- Instructions for the task: Gather all lines with "Kamaraj" from the records.

- Data to process:

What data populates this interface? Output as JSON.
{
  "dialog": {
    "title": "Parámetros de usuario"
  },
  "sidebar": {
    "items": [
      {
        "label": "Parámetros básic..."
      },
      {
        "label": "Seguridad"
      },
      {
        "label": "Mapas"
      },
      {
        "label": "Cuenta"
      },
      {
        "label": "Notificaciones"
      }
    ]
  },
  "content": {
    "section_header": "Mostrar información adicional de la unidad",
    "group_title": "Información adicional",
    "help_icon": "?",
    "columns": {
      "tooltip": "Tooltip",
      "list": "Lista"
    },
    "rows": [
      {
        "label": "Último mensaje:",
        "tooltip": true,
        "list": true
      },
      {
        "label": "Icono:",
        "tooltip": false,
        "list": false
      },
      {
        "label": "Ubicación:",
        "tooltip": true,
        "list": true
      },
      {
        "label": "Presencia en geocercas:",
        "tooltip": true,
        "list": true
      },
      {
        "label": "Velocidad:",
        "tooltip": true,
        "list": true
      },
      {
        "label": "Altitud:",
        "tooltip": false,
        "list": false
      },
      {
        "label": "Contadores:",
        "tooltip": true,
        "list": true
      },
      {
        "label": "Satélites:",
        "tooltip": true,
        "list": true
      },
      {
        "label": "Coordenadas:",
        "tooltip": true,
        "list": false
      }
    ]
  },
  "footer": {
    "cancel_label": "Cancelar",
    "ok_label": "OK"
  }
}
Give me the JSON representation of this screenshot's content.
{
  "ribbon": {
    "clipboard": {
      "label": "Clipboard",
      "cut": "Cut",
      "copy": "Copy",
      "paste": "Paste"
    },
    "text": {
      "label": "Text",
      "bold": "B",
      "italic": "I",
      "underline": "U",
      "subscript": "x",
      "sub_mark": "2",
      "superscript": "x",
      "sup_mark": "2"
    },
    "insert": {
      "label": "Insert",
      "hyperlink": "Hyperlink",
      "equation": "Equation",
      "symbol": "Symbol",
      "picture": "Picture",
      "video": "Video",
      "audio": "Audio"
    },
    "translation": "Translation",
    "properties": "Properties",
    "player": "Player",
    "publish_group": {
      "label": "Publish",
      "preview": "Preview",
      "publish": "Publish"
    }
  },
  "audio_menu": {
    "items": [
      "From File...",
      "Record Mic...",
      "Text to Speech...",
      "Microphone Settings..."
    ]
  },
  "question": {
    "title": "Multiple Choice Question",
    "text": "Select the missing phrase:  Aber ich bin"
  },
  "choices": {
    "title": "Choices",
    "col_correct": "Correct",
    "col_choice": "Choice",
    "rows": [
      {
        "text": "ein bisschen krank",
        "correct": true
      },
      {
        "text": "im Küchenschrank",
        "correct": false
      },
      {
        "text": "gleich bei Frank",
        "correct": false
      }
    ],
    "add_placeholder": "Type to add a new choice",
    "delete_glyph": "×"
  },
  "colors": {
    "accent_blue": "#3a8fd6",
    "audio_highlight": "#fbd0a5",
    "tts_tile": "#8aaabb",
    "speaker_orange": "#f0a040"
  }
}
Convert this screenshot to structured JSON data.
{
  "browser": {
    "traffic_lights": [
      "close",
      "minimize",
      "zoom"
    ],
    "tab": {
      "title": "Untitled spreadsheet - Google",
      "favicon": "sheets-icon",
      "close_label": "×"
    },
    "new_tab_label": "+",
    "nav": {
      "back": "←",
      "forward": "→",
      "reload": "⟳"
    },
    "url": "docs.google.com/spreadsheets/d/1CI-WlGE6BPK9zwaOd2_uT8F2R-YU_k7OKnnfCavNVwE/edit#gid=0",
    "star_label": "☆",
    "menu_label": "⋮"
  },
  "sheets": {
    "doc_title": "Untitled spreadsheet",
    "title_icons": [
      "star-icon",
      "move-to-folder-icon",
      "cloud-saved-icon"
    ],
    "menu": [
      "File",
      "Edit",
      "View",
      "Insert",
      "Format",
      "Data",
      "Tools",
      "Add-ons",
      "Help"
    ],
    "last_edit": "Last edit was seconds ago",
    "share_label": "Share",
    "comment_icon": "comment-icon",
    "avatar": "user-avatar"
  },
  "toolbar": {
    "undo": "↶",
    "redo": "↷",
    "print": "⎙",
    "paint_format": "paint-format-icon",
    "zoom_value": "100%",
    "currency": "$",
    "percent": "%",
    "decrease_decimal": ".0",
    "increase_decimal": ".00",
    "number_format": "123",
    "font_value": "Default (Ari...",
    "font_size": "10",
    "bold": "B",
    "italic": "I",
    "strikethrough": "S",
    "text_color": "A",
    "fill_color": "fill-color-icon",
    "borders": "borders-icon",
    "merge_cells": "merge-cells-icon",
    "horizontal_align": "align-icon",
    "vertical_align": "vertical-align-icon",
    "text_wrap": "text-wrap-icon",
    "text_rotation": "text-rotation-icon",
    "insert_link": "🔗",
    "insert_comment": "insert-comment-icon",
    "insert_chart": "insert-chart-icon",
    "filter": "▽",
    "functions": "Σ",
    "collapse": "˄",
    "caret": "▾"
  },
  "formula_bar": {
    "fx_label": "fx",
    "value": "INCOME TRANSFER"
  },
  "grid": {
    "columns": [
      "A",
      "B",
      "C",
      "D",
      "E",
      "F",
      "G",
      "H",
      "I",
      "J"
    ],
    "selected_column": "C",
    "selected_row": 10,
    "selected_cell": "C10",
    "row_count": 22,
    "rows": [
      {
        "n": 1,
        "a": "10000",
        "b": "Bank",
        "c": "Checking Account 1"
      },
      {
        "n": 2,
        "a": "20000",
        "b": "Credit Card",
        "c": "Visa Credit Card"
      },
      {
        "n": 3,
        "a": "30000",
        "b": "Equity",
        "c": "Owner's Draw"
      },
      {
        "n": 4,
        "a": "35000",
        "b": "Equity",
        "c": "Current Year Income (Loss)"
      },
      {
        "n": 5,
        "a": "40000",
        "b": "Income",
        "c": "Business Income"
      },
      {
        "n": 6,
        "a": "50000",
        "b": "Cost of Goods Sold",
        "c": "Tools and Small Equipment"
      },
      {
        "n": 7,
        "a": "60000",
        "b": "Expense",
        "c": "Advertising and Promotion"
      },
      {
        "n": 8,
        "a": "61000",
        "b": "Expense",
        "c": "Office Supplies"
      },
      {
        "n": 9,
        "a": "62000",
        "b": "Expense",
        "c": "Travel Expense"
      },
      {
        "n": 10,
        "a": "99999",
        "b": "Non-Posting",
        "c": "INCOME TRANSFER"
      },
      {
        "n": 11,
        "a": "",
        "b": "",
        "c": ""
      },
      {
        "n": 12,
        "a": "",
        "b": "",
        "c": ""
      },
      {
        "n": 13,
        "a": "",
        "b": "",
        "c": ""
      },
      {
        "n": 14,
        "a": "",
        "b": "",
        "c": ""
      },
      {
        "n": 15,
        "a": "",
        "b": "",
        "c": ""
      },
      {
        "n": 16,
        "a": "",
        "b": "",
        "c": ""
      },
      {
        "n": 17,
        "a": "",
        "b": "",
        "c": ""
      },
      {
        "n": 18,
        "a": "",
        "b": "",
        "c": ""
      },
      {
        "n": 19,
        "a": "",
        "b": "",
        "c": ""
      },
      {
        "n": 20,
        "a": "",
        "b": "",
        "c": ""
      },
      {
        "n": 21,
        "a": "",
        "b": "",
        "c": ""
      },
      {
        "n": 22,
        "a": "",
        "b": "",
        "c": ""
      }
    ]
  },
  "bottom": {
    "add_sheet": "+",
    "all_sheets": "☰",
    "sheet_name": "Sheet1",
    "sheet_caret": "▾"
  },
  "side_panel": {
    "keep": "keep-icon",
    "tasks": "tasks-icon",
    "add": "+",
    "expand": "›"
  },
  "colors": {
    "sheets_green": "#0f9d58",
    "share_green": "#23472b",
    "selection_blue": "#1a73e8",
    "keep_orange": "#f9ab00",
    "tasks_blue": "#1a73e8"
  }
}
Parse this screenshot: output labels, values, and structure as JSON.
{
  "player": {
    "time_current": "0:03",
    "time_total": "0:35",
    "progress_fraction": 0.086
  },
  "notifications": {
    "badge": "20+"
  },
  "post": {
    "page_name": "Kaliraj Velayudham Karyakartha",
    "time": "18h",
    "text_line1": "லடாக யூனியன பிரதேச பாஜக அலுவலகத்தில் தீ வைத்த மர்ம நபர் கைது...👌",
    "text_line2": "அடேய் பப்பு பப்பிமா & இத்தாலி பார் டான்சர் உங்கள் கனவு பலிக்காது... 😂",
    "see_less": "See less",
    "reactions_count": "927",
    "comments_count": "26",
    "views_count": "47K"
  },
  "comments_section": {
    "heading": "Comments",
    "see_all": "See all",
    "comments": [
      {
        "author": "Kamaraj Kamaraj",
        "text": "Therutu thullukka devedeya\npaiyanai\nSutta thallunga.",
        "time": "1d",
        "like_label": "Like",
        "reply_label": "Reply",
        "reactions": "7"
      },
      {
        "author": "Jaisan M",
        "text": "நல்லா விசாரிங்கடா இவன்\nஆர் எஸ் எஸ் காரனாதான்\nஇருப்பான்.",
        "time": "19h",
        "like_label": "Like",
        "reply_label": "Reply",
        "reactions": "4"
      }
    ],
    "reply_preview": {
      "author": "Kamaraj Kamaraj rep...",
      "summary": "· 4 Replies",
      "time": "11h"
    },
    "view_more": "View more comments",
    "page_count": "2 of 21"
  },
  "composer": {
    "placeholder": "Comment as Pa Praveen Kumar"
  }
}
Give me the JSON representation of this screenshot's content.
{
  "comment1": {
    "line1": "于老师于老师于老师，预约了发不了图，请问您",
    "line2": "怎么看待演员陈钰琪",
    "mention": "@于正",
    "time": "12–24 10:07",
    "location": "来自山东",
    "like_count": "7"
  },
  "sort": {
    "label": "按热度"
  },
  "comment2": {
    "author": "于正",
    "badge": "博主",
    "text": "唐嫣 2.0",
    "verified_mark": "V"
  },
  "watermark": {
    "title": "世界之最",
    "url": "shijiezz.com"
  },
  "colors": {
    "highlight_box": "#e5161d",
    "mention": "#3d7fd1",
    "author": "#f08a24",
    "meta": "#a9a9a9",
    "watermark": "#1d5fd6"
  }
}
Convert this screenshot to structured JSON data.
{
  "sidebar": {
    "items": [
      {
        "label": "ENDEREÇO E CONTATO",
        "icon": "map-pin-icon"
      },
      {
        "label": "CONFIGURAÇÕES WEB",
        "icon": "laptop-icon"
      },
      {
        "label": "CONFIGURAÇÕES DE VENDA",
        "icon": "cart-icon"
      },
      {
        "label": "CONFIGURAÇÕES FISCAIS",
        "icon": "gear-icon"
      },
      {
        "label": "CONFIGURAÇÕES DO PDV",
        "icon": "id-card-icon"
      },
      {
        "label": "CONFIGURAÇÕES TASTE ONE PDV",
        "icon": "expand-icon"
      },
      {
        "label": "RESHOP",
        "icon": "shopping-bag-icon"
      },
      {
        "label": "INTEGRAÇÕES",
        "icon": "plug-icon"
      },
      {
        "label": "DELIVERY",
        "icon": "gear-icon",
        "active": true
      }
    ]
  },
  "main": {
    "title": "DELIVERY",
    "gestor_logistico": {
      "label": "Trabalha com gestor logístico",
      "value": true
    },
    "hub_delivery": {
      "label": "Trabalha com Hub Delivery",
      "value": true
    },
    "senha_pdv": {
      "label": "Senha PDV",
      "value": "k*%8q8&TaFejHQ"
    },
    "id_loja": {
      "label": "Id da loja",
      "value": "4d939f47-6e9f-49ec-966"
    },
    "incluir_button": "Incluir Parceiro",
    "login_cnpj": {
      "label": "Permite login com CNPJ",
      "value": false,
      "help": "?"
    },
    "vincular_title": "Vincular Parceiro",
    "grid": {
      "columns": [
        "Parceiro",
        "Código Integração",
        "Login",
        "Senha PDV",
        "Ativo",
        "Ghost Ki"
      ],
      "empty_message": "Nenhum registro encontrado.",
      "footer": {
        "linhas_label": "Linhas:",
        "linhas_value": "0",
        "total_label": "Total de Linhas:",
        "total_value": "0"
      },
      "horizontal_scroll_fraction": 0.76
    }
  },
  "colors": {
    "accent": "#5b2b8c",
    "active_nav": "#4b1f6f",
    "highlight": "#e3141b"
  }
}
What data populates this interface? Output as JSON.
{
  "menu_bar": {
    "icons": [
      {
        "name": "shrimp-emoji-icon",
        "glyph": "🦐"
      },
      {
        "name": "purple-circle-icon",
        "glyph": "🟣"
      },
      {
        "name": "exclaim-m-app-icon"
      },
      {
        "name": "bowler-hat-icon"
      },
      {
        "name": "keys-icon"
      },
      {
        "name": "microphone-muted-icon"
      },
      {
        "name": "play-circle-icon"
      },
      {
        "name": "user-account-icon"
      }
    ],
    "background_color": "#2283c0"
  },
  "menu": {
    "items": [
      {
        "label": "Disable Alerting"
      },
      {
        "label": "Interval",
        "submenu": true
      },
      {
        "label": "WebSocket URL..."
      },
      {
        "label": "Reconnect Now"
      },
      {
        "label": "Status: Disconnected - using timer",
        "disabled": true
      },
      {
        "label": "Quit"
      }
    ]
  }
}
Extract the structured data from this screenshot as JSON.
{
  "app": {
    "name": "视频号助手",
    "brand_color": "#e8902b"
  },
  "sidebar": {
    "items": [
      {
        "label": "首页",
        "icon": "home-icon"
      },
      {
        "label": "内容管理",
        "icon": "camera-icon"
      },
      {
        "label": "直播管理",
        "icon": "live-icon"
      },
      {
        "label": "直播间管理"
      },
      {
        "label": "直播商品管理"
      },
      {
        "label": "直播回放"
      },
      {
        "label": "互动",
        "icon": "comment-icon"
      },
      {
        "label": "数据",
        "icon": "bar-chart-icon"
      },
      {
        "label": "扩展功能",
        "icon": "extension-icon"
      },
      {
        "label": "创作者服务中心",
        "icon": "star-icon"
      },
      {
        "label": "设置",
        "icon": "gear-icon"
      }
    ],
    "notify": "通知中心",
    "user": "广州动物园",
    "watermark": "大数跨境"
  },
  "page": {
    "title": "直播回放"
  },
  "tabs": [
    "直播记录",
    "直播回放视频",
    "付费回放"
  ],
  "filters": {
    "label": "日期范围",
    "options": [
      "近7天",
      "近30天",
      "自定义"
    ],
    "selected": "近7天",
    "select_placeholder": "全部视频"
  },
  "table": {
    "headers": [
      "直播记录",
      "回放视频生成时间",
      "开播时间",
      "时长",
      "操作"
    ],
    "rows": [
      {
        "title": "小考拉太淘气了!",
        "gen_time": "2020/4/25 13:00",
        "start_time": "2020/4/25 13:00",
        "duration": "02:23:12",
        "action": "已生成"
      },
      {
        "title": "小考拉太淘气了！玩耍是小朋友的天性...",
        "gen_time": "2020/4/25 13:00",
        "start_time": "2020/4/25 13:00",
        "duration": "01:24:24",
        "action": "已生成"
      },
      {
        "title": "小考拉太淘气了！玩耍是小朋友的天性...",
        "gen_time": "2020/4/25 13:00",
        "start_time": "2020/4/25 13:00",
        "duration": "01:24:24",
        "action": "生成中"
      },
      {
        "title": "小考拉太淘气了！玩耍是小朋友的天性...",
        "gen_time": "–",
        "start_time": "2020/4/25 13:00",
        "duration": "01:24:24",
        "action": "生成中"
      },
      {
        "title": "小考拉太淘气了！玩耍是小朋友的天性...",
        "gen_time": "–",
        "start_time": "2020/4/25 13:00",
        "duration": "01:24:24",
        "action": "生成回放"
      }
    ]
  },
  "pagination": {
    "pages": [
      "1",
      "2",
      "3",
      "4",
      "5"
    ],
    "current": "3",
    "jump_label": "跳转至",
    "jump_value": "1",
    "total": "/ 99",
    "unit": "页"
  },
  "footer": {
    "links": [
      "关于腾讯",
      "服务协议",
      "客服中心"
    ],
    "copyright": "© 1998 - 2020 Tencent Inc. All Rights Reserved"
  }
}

- Result below:
        "author": "Kamaraj Kamaraj",
      "author": "Kamaraj Kamaraj rep...",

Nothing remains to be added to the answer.